GIVEN REQUEST — Every record must be transcribed in its entirety, apart from the images, which are to be omitted.

DATASET ROWS —
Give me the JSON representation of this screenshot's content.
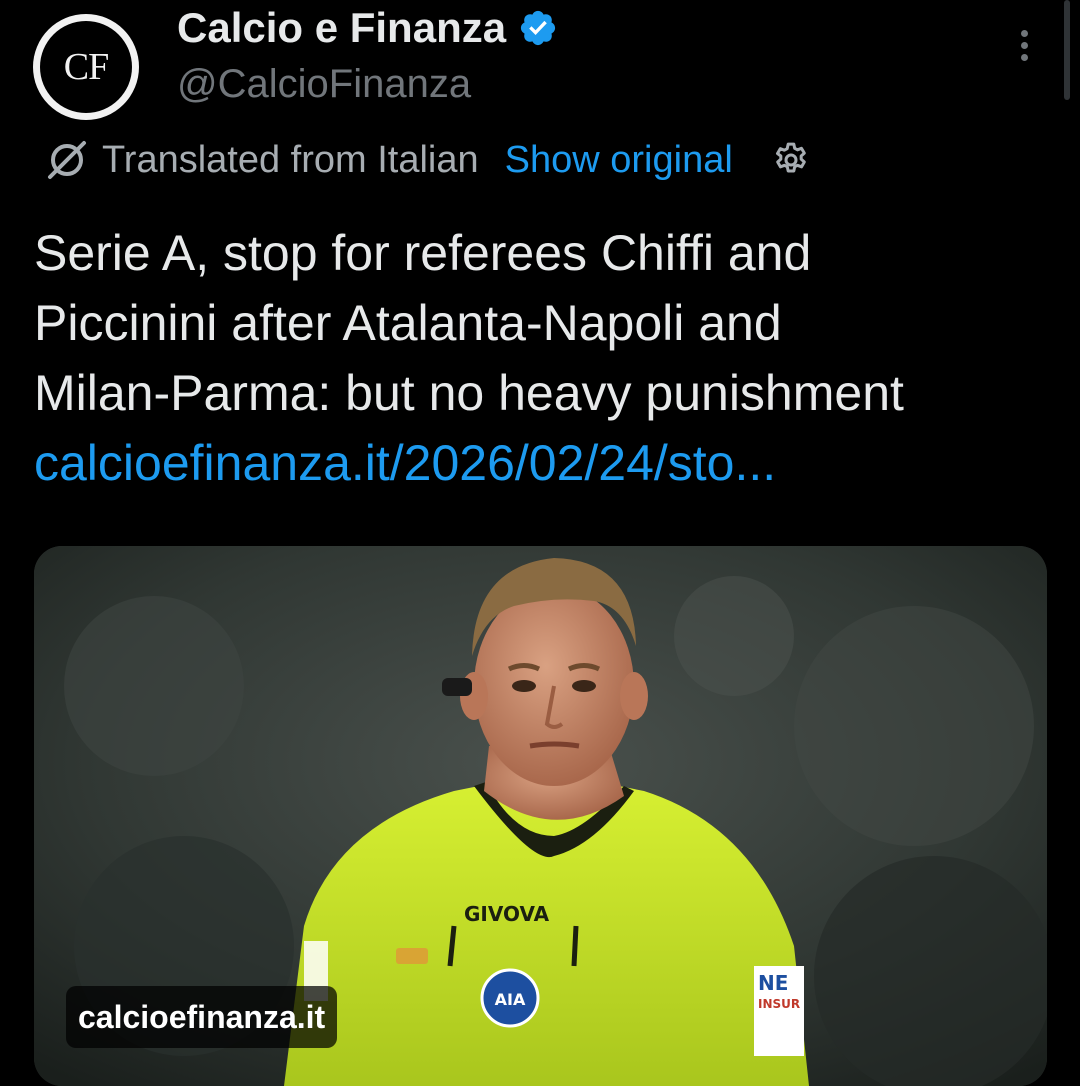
{
  "account": {
    "display_name": "Calcio e Finanza",
    "handle": "@CalcioFinanza",
    "avatar_initials": "CF",
    "verified_icon": "verified-badge-icon"
  },
  "translation": {
    "icon": "translate-icon",
    "label": "Translated from Italian",
    "show_original": "Show original",
    "settings_icon": "gear-icon"
  },
  "post": {
    "text": "Serie A, stop for referees Chiffi and\nPiccinini after Atalanta-Napoli and\nMilan-Parma: but no heavy punishment\n",
    "link": "calcioefinanza.it/2026/02/24/sto..."
  },
  "media": {
    "domain_label": "calcioefinanza.it",
    "shirt_brand": "GIVOVA",
    "badge_text": "AIA",
    "sleeve_text_1": "NE",
    "sleeve_text_2": "INSUR"
  },
  "colors": {
    "background": "#000000",
    "text_primary": "#e7e9ea",
    "text_secondary": "#71767b",
    "link": "#1d9bf0",
    "shirt": "#c8e82b"
  }
}
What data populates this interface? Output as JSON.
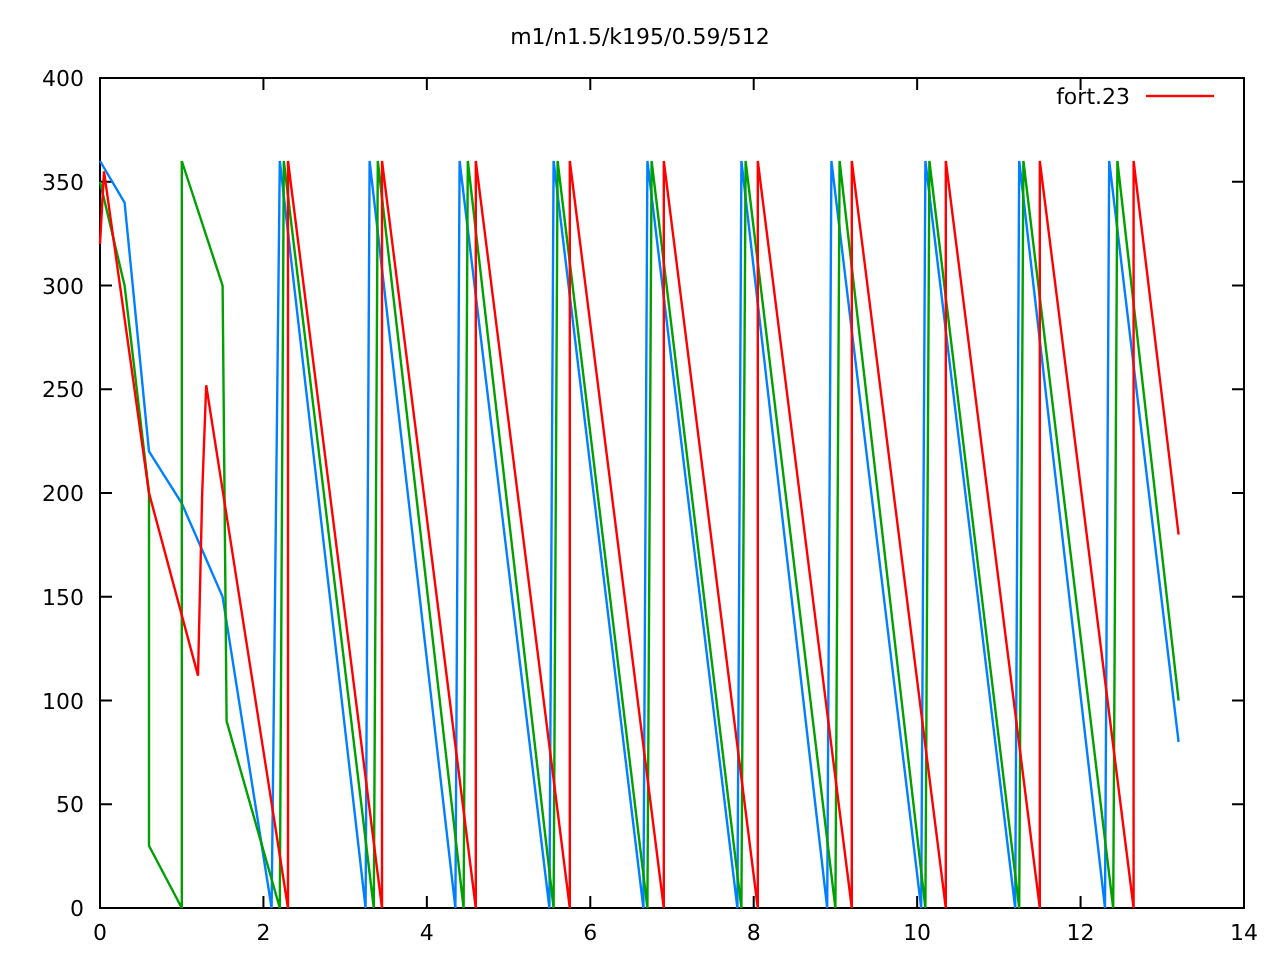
{
  "plot": {
    "chart_data": {
      "type": "line",
      "title": "m1/n1.5/k195/0.59/512",
      "xlim": [
        0,
        14
      ],
      "ylim": [
        0,
        400
      ],
      "xticks": [
        0,
        2,
        4,
        6,
        8,
        10,
        12,
        14
      ],
      "yticks": [
        0,
        50,
        100,
        150,
        200,
        250,
        300,
        350,
        400
      ],
      "series": [
        {
          "name": "fort.23",
          "color": "#ff0000",
          "x": [
            0,
            0.05,
            0.6,
            1.2,
            1.25,
            1.3,
            2.3,
            2.3,
            3.45,
            3.45,
            4.6,
            4.6,
            5.75,
            5.75,
            6.9,
            6.9,
            8.05,
            8.05,
            9.2,
            9.2,
            10.35,
            10.35,
            11.5,
            11.5,
            12.65,
            12.65,
            13.2
          ],
          "values": [
            320,
            355,
            200,
            112,
            200,
            252,
            0,
            360,
            0,
            360,
            0,
            360,
            0,
            360,
            0,
            360,
            0,
            360,
            0,
            360,
            0,
            360,
            0,
            360,
            0,
            360,
            180
          ]
        },
        {
          "color": "#00a000",
          "x": [
            0,
            0.3,
            0.6,
            0.6,
            1.0,
            1.0,
            1.5,
            1.55,
            2.2,
            2.25,
            3.35,
            3.4,
            4.45,
            4.5,
            5.55,
            5.6,
            6.7,
            6.75,
            7.85,
            7.9,
            9.0,
            9.05,
            10.1,
            10.15,
            11.25,
            11.3,
            12.4,
            12.45,
            13.2
          ],
          "values": [
            350,
            300,
            200,
            30,
            0,
            360,
            300,
            90,
            0,
            360,
            0,
            360,
            0,
            360,
            0,
            360,
            0,
            360,
            0,
            360,
            0,
            360,
            0,
            360,
            0,
            360,
            0,
            360,
            100
          ]
        },
        {
          "color": "#0080ff",
          "x": [
            0,
            0.3,
            0.6,
            1.0,
            1.5,
            2.1,
            2.2,
            3.25,
            3.3,
            4.35,
            4.4,
            5.5,
            5.55,
            6.65,
            6.7,
            7.8,
            7.85,
            8.9,
            8.95,
            10.05,
            10.1,
            11.2,
            11.25,
            12.3,
            12.35,
            13.2
          ],
          "values": [
            360,
            340,
            220,
            195,
            150,
            0,
            360,
            0,
            360,
            0,
            360,
            0,
            360,
            0,
            360,
            0,
            360,
            0,
            360,
            0,
            360,
            0,
            360,
            0,
            360,
            80
          ]
        }
      ]
    }
  }
}
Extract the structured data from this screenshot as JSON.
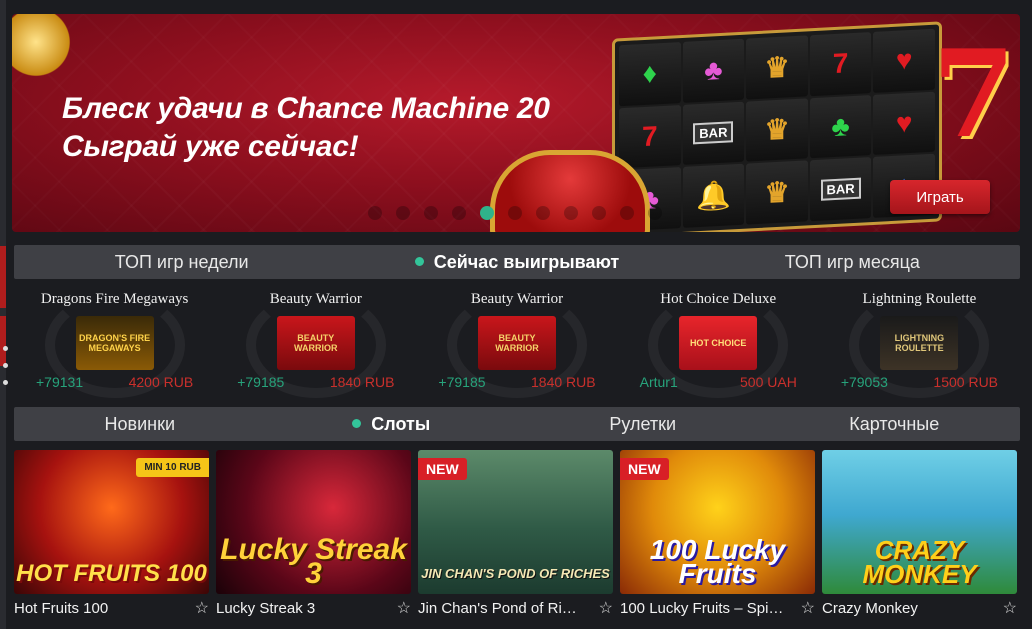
{
  "banner": {
    "title_line1": "Блеск удачи в Chance Machine 20",
    "title_line2": "Сыграй уже сейчас!",
    "play_button": "Играть",
    "bar_symbol": "BAR",
    "slides_total": 11,
    "active_slide": 5
  },
  "tabs_top": [
    {
      "label": "ТОП игр недели"
    },
    {
      "label": "Сейчас выигрывают"
    },
    {
      "label": "ТОП игр месяца"
    }
  ],
  "winners": [
    {
      "game": "Dragons Fire Megaways",
      "thumb": "DRAGON'S FIRE MEGAWAYS",
      "user": "+79131",
      "amount": "4200 RUB"
    },
    {
      "game": "Beauty Warrior",
      "thumb": "BEAUTY WARRIOR",
      "user": "+79185",
      "amount": "1840 RUB"
    },
    {
      "game": "Beauty Warrior",
      "thumb": "BEAUTY WARRIOR",
      "user": "+79185",
      "amount": "1840 RUB"
    },
    {
      "game": "Hot Choice Deluxe",
      "thumb": "HOT CHOICE",
      "user": "Artur1",
      "amount": "500 UAH"
    },
    {
      "game": "Lightning Roulette",
      "thumb": "LIGHTNING ROULETTE",
      "user": "+79053",
      "amount": "1500 RUB"
    }
  ],
  "tabs_games": [
    {
      "label": "Новинки"
    },
    {
      "label": "Слоты"
    },
    {
      "label": "Рулетки"
    },
    {
      "label": "Карточные"
    }
  ],
  "games": [
    {
      "name": "Hot Fruits 100",
      "art": "HOT FRUITS 100",
      "badge": "MIN 10 RUB"
    },
    {
      "name": "Lucky Streak 3",
      "art": "Lucky Streak 3",
      "badge": ""
    },
    {
      "name": "Jin Chan's Pond of Ric…",
      "art": "JIN CHAN'S POND OF RICHES",
      "badge": "NEW"
    },
    {
      "name": "100 Lucky Fruits – Spi…",
      "art": "100 Lucky Fruits",
      "badge": "NEW"
    },
    {
      "name": "Crazy Monkey",
      "art": "CRAZY MONKEY",
      "badge": ""
    }
  ],
  "icons": {
    "favorite": "star-outline-icon"
  },
  "colors": {
    "accent_green": "#33c59a",
    "accent_red": "#d7262c",
    "tab_bg": "#3f4045"
  }
}
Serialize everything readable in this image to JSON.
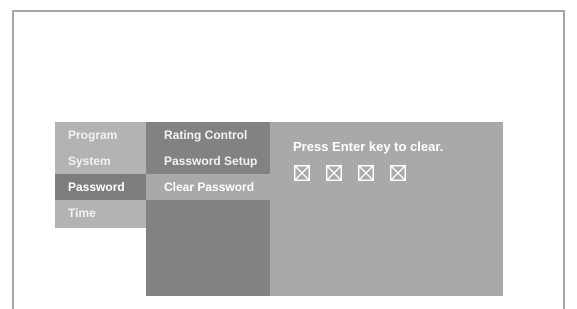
{
  "menu": {
    "categories": [
      {
        "label": "Program",
        "selected": false
      },
      {
        "label": "System",
        "selected": false
      },
      {
        "label": "Password",
        "selected": true
      },
      {
        "label": "Time",
        "selected": false
      }
    ],
    "submenu": [
      {
        "label": "Rating Control",
        "selected": false
      },
      {
        "label": "Password Setup",
        "selected": false
      },
      {
        "label": "Clear Password",
        "selected": true
      }
    ]
  },
  "content": {
    "prompt": "Press Enter key to clear.",
    "password_box_icon": "crossed-box-icon",
    "password_box_count": 4
  },
  "colors": {
    "category_bg": "#b3b3b3",
    "category_selected_bg": "#7d7d7d",
    "submenu_bg": "#828282",
    "submenu_selected_bg": "#a9a9a9",
    "panel_bg": "#a9a9a9"
  }
}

TASK ANSWER —
Give me the JSON representation of this screenshot's content.
{
  "account": {
    "display_name": "Calcio e Finanza",
    "handle": "@CalcioFinanza",
    "avatar_initials": "CF",
    "verified_icon": "verified-badge-icon"
  },
  "translation": {
    "icon": "translate-icon",
    "label": "Translated from Italian",
    "show_original": "Show original",
    "settings_icon": "gear-icon"
  },
  "post": {
    "text": "Serie A, stop for referees Chiffi and\nPiccinini after Atalanta-Napoli and\nMilan-Parma: but no heavy punishment\n",
    "link": "calcioefinanza.it/2026/02/24/sto..."
  },
  "media": {
    "domain_label": "calcioefinanza.it",
    "shirt_brand": "GIVOVA",
    "badge_text": "AIA",
    "sleeve_text_1": "NE",
    "sleeve_text_2": "INSUR"
  },
  "colors": {
    "background": "#000000",
    "text_primary": "#e7e9ea",
    "text_secondary": "#71767b",
    "link": "#1d9bf0",
    "shirt": "#c8e82b"
  }
}
What data populates this interface? Output as JSON.
{
  "plot": {
    "chart_data": {
      "type": "line",
      "title": "m1/n1.5/k195/0.59/512",
      "xlim": [
        0,
        14
      ],
      "ylim": [
        0,
        400
      ],
      "xticks": [
        0,
        2,
        4,
        6,
        8,
        10,
        12,
        14
      ],
      "yticks": [
        0,
        50,
        100,
        150,
        200,
        250,
        300,
        350,
        400
      ],
      "series": [
        {
          "name": "fort.23",
          "color": "#ff0000",
          "x": [
            0,
            0.05,
            0.6,
            1.2,
            1.25,
            1.3,
            2.3,
            2.3,
            3.45,
            3.45,
            4.6,
            4.6,
            5.75,
            5.75,
            6.9,
            6.9,
            8.05,
            8.05,
            9.2,
            9.2,
            10.35,
            10.35,
            11.5,
            11.5,
            12.65,
            12.65,
            13.2
          ],
          "values": [
            320,
            355,
            200,
            112,
            200,
            252,
            0,
            360,
            0,
            360,
            0,
            360,
            0,
            360,
            0,
            360,
            0,
            360,
            0,
            360,
            0,
            360,
            0,
            360,
            0,
            360,
            180
          ]
        },
        {
          "color": "#00a000",
          "x": [
            0,
            0.3,
            0.6,
            0.6,
            1.0,
            1.0,
            1.5,
            1.55,
            2.2,
            2.25,
            3.35,
            3.4,
            4.45,
            4.5,
            5.55,
            5.6,
            6.7,
            6.75,
            7.85,
            7.9,
            9.0,
            9.05,
            10.1,
            10.15,
            11.25,
            11.3,
            12.4,
            12.45,
            13.2
          ],
          "values": [
            350,
            300,
            200,
            30,
            0,
            360,
            300,
            90,
            0,
            360,
            0,
            360,
            0,
            360,
            0,
            360,
            0,
            360,
            0,
            360,
            0,
            360,
            0,
            360,
            0,
            360,
            0,
            360,
            100
          ]
        },
        {
          "color": "#0080ff",
          "x": [
            0,
            0.3,
            0.6,
            1.0,
            1.5,
            2.1,
            2.2,
            3.25,
            3.3,
            4.35,
            4.4,
            5.5,
            5.55,
            6.65,
            6.7,
            7.8,
            7.85,
            8.9,
            8.95,
            10.05,
            10.1,
            11.2,
            11.25,
            12.3,
            12.35,
            13.2
          ],
          "values": [
            360,
            340,
            220,
            195,
            150,
            0,
            360,
            0,
            360,
            0,
            360,
            0,
            360,
            0,
            360,
            0,
            360,
            0,
            360,
            0,
            360,
            0,
            360,
            0,
            360,
            80
          ]
        }
      ]
    }
  }
}
Extract the structured data from this screenshot as JSON.
{
  "banner": {
    "title_line1": "Блеск удачи в Chance Machine 20",
    "title_line2": "Сыграй уже сейчас!",
    "play_button": "Играть",
    "bar_symbol": "BAR",
    "slides_total": 11,
    "active_slide": 5
  },
  "tabs_top": [
    {
      "label": "ТОП игр недели"
    },
    {
      "label": "Сейчас выигрывают"
    },
    {
      "label": "ТОП игр месяца"
    }
  ],
  "winners": [
    {
      "game": "Dragons Fire Megaways",
      "thumb": "DRAGON'S FIRE MEGAWAYS",
      "user": "+79131",
      "amount": "4200 RUB"
    },
    {
      "game": "Beauty Warrior",
      "thumb": "BEAUTY WARRIOR",
      "user": "+79185",
      "amount": "1840 RUB"
    },
    {
      "game": "Beauty Warrior",
      "thumb": "BEAUTY WARRIOR",
      "user": "+79185",
      "amount": "1840 RUB"
    },
    {
      "game": "Hot Choice Deluxe",
      "thumb": "HOT CHOICE",
      "user": "Artur1",
      "amount": "500 UAH"
    },
    {
      "game": "Lightning Roulette",
      "thumb": "LIGHTNING ROULETTE",
      "user": "+79053",
      "amount": "1500 RUB"
    }
  ],
  "tabs_games": [
    {
      "label": "Новинки"
    },
    {
      "label": "Слоты"
    },
    {
      "label": "Рулетки"
    },
    {
      "label": "Карточные"
    }
  ],
  "games": [
    {
      "name": "Hot Fruits 100",
      "art": "HOT FRUITS 100",
      "badge": "MIN 10 RUB"
    },
    {
      "name": "Lucky Streak 3",
      "art": "Lucky Streak 3",
      "badge": ""
    },
    {
      "name": "Jin Chan's Pond of Ric…",
      "art": "JIN CHAN'S POND OF RICHES",
      "badge": "NEW"
    },
    {
      "name": "100 Lucky Fruits – Spi…",
      "art": "100 Lucky Fruits",
      "badge": "NEW"
    },
    {
      "name": "Crazy Monkey",
      "art": "CRAZY MONKEY",
      "badge": ""
    }
  ],
  "icons": {
    "favorite": "star-outline-icon"
  },
  "colors": {
    "accent_green": "#33c59a",
    "accent_red": "#d7262c",
    "tab_bg": "#3f4045"
  }
}
Serialize everything readable in this image to JSON.
{
  "menu": {
    "categories": [
      {
        "label": "Program",
        "selected": false
      },
      {
        "label": "System",
        "selected": false
      },
      {
        "label": "Password",
        "selected": true
      },
      {
        "label": "Time",
        "selected": false
      }
    ],
    "submenu": [
      {
        "label": "Rating Control",
        "selected": false
      },
      {
        "label": "Password Setup",
        "selected": false
      },
      {
        "label": "Clear Password",
        "selected": true
      }
    ]
  },
  "content": {
    "prompt": "Press Enter key to clear.",
    "password_box_icon": "crossed-box-icon",
    "password_box_count": 4
  },
  "colors": {
    "category_bg": "#b3b3b3",
    "category_selected_bg": "#7d7d7d",
    "submenu_bg": "#828282",
    "submenu_selected_bg": "#a9a9a9",
    "panel_bg": "#a9a9a9"
  }
}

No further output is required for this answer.